◆ **Requirements**
In the listing below, locate the lines bearing the word "Bottom". Copy every one of them.

◆ **Material provided**

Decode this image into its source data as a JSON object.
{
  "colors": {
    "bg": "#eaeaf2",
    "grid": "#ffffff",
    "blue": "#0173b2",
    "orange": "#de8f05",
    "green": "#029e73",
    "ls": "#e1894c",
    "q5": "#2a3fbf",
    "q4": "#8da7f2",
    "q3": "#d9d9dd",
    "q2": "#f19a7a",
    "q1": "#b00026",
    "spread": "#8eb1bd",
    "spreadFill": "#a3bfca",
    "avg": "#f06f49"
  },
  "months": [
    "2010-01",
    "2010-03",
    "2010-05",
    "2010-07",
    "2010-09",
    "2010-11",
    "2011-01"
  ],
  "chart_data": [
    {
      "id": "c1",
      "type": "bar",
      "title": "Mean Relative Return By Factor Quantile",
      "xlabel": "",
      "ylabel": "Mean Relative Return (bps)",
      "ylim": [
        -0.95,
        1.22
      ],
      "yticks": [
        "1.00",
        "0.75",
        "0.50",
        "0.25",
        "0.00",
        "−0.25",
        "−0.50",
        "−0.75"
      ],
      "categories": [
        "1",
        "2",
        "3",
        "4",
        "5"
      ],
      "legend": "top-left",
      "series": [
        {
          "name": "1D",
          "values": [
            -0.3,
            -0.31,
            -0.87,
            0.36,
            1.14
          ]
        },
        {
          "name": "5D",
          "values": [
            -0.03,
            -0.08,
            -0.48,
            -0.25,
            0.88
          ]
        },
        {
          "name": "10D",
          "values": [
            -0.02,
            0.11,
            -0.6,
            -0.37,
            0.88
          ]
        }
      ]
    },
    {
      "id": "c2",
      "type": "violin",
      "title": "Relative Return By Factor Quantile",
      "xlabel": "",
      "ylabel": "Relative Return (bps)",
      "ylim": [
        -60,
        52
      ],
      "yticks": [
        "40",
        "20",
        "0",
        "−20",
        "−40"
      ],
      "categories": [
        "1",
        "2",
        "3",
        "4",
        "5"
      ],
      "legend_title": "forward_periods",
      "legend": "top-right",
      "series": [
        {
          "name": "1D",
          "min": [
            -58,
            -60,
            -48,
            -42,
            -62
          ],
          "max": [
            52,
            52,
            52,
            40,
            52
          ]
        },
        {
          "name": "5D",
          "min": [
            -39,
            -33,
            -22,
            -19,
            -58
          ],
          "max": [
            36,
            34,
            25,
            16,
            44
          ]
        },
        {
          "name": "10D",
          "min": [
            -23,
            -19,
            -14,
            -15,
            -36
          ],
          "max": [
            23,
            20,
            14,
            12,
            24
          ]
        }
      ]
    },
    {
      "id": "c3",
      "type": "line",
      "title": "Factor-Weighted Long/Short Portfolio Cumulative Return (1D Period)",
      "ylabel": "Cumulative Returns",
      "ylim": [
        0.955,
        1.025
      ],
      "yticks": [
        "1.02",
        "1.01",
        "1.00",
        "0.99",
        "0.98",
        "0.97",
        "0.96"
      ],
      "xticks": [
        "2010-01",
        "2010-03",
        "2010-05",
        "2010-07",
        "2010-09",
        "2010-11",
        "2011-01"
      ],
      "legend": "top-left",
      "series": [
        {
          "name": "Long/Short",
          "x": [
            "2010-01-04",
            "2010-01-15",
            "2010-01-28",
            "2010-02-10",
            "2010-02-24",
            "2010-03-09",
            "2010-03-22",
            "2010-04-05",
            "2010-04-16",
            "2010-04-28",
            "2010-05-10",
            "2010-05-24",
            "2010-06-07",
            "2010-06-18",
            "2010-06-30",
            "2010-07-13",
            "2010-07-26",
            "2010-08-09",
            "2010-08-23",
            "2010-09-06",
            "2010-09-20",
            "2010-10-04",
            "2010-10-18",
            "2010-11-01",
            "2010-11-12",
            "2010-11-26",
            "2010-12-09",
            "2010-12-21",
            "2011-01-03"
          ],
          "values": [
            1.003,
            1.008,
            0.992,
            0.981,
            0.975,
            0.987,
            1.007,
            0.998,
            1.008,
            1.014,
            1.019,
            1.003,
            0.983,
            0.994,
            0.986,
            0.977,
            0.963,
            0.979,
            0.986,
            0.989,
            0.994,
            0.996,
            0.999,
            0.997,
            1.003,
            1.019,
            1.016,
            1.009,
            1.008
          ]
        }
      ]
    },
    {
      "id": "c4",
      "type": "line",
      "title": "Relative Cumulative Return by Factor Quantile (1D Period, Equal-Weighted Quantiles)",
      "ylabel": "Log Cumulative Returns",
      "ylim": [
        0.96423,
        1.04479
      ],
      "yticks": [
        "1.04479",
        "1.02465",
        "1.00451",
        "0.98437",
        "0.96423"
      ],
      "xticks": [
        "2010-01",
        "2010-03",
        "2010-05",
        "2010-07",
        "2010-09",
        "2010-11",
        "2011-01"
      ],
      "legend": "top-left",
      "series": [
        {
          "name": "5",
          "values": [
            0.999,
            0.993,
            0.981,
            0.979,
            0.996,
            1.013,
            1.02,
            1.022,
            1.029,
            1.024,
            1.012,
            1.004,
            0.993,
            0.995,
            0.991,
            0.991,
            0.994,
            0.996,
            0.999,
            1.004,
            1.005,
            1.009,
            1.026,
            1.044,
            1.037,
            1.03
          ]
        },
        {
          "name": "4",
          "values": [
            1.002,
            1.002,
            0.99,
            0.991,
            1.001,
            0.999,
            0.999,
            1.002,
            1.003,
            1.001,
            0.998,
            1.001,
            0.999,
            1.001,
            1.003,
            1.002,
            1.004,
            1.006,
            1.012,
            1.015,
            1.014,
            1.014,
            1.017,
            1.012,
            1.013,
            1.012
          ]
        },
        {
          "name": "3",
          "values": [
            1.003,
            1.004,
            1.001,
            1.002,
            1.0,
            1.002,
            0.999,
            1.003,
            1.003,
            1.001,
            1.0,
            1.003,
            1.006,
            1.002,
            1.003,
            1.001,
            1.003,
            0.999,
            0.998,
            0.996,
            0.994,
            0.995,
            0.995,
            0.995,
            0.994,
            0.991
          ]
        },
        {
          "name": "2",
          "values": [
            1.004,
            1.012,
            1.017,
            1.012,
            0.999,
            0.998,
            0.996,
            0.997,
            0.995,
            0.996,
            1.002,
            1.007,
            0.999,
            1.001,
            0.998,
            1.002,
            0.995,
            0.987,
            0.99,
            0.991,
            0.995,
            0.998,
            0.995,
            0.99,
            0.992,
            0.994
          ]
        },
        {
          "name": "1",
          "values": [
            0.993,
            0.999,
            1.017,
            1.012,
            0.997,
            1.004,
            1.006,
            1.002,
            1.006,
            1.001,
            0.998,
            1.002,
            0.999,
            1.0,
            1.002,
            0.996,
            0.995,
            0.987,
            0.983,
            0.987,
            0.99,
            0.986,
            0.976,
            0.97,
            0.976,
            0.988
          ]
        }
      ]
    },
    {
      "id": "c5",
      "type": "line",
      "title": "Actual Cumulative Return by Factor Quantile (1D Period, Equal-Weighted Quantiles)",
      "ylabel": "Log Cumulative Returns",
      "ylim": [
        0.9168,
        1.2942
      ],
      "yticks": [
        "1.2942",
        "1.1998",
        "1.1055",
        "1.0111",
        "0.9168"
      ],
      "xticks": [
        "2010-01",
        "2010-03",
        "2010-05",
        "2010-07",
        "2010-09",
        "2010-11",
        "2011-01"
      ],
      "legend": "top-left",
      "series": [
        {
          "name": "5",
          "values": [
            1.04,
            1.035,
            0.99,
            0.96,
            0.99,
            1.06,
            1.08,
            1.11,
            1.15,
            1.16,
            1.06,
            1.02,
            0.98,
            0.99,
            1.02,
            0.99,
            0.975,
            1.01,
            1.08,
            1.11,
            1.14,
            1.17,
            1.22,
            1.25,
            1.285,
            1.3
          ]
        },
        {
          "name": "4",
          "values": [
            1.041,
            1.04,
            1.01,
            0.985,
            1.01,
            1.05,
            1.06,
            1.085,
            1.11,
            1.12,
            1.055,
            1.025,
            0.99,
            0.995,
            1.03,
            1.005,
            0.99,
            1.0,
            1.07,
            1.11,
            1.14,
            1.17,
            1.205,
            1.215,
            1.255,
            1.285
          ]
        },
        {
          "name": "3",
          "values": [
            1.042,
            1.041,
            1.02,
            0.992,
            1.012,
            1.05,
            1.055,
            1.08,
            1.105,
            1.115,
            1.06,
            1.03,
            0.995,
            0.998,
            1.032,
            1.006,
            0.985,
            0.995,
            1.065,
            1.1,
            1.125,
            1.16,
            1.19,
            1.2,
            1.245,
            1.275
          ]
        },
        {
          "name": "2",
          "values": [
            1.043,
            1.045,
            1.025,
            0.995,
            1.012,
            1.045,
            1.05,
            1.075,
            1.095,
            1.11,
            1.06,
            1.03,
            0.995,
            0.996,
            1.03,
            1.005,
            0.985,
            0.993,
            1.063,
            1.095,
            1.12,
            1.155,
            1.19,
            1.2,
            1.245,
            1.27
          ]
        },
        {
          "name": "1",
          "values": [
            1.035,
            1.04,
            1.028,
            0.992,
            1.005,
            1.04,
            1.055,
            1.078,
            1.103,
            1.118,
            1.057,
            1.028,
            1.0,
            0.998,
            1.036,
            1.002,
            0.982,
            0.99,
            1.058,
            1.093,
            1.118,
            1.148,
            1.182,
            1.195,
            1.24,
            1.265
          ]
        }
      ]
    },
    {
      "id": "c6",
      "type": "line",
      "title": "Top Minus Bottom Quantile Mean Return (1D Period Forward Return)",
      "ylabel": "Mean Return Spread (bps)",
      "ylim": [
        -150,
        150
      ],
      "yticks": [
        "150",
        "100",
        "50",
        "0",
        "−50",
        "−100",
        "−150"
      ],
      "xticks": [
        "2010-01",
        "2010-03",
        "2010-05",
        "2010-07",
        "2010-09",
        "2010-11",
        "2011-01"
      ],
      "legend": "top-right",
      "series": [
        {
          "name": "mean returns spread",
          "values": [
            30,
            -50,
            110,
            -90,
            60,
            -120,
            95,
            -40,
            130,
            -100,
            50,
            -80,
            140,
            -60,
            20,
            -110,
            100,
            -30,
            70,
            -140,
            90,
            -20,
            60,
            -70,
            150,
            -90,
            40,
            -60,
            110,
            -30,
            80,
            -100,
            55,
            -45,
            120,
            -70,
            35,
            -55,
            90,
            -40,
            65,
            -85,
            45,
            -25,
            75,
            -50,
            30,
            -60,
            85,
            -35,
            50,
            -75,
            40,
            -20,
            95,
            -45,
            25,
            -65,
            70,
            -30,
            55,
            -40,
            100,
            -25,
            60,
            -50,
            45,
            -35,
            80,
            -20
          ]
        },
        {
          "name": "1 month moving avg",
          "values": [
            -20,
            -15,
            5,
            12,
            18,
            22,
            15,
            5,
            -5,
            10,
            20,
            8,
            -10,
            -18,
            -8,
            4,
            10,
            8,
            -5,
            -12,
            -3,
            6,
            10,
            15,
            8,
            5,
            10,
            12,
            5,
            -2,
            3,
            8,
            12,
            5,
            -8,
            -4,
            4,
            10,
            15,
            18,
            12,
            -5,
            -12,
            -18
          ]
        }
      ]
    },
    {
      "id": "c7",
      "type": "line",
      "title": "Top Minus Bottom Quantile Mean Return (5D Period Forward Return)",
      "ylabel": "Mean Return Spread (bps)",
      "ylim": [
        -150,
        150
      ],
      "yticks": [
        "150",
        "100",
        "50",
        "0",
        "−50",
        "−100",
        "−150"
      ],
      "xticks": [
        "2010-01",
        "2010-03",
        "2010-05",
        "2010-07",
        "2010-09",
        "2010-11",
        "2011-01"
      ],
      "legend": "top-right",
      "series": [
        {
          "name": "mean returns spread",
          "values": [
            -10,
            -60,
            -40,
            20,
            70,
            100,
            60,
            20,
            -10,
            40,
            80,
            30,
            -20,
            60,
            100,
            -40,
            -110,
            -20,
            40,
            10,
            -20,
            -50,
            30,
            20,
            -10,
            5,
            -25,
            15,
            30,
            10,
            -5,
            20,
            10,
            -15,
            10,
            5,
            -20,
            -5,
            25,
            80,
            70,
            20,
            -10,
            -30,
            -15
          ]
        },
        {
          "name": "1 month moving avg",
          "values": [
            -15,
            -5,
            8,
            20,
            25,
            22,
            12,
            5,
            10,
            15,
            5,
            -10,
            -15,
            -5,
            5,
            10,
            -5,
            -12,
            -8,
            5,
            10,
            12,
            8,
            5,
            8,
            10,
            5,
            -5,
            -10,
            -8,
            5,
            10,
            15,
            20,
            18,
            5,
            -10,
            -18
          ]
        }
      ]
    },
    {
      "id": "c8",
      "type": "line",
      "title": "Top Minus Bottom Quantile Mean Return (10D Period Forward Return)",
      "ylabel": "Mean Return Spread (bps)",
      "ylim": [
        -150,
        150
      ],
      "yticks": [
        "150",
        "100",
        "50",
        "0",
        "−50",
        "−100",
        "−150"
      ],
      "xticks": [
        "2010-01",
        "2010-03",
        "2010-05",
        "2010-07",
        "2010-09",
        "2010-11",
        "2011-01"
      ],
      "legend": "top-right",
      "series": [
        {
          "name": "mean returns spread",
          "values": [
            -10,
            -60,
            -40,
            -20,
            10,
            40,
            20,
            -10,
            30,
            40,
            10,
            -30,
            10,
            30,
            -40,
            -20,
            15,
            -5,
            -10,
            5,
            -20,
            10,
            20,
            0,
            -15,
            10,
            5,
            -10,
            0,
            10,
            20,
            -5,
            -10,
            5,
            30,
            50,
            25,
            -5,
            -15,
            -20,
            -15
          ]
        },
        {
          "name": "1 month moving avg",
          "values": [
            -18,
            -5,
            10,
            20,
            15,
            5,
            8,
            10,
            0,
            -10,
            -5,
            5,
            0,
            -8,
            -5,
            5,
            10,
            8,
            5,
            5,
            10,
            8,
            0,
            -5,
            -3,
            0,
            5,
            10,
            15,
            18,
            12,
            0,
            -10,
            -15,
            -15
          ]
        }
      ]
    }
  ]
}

◆ **Written response**
      "title": "Top Minus Bottom Quantile Mean Return (1D Period Forward Return)",
      "title": "Top Minus Bottom Quantile Mean Return (5D Period Forward Return)",
      "title": "Top Minus Bottom Quantile Mean Return (10D Period Forward Return)",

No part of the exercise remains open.